begin Stored data

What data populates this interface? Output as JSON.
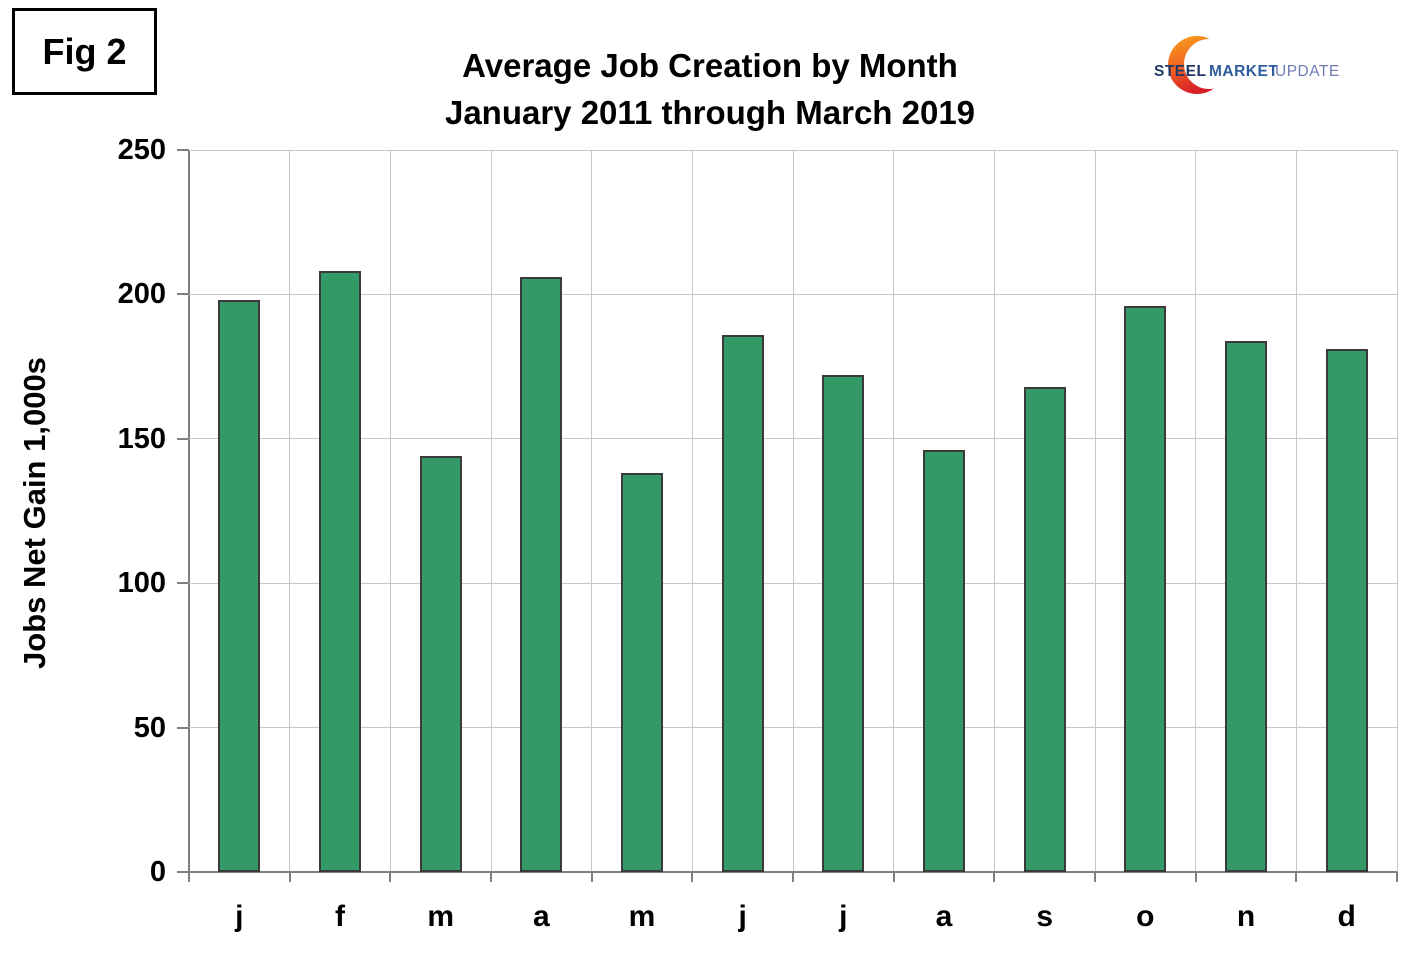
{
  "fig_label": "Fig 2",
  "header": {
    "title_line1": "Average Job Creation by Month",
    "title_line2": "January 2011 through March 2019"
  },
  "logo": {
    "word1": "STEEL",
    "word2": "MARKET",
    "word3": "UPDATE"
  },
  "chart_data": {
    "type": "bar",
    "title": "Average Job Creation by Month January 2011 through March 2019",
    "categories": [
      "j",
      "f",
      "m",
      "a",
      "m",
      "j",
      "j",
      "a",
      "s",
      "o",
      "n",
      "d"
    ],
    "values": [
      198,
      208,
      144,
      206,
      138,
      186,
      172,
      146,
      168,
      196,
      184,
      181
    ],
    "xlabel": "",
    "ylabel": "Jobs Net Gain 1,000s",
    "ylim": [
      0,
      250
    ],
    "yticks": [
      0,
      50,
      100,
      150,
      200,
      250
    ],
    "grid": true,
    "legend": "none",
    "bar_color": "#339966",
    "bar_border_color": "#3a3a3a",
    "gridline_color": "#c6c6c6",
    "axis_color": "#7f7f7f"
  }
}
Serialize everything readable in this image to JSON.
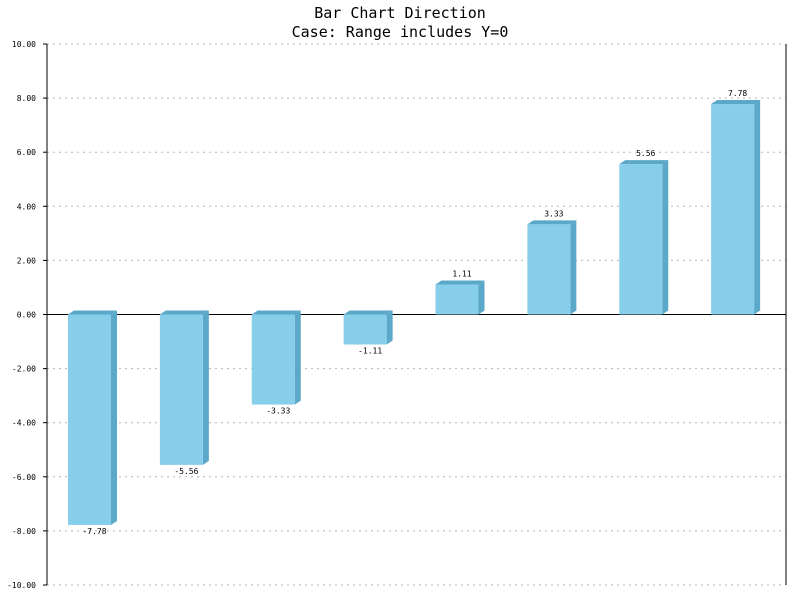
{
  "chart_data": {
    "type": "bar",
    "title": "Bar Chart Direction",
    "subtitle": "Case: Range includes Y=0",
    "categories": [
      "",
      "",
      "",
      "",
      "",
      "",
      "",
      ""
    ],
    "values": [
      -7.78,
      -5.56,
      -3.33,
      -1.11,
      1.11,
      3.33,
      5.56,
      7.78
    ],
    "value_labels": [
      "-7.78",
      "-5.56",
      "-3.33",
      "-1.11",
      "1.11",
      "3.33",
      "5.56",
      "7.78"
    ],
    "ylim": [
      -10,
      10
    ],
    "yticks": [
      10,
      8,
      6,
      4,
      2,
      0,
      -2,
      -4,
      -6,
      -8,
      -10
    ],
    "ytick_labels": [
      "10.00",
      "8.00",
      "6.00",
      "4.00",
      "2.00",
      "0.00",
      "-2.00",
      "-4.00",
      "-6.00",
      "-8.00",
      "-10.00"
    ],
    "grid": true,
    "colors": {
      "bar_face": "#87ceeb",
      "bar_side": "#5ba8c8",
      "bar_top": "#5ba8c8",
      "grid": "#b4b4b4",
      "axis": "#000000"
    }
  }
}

end Stored data
begin Stored data

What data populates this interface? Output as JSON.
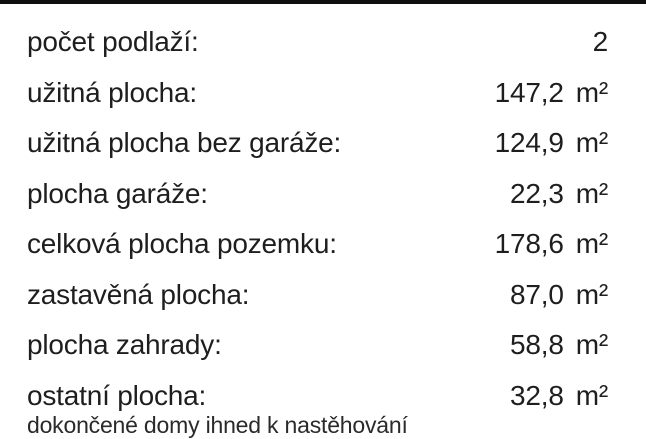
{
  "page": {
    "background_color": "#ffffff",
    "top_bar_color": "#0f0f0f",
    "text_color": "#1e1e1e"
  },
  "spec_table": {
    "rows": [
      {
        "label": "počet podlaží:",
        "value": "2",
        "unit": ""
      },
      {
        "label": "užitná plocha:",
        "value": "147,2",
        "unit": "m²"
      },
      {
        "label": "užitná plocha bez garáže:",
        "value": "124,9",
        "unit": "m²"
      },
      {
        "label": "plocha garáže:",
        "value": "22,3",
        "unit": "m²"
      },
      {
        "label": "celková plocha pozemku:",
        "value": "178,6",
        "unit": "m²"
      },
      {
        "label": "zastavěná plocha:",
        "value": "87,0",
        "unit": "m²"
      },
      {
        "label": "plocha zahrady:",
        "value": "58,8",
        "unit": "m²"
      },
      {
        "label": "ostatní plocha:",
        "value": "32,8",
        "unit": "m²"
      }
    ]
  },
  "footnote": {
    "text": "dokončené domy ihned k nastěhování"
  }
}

end Stored data

* [Set task] Which lines contain "garáže"? Copy each of them out.

* [Correct response]
        "label": "užitná plocha bez garáže:",
        "label": "plocha garáže:",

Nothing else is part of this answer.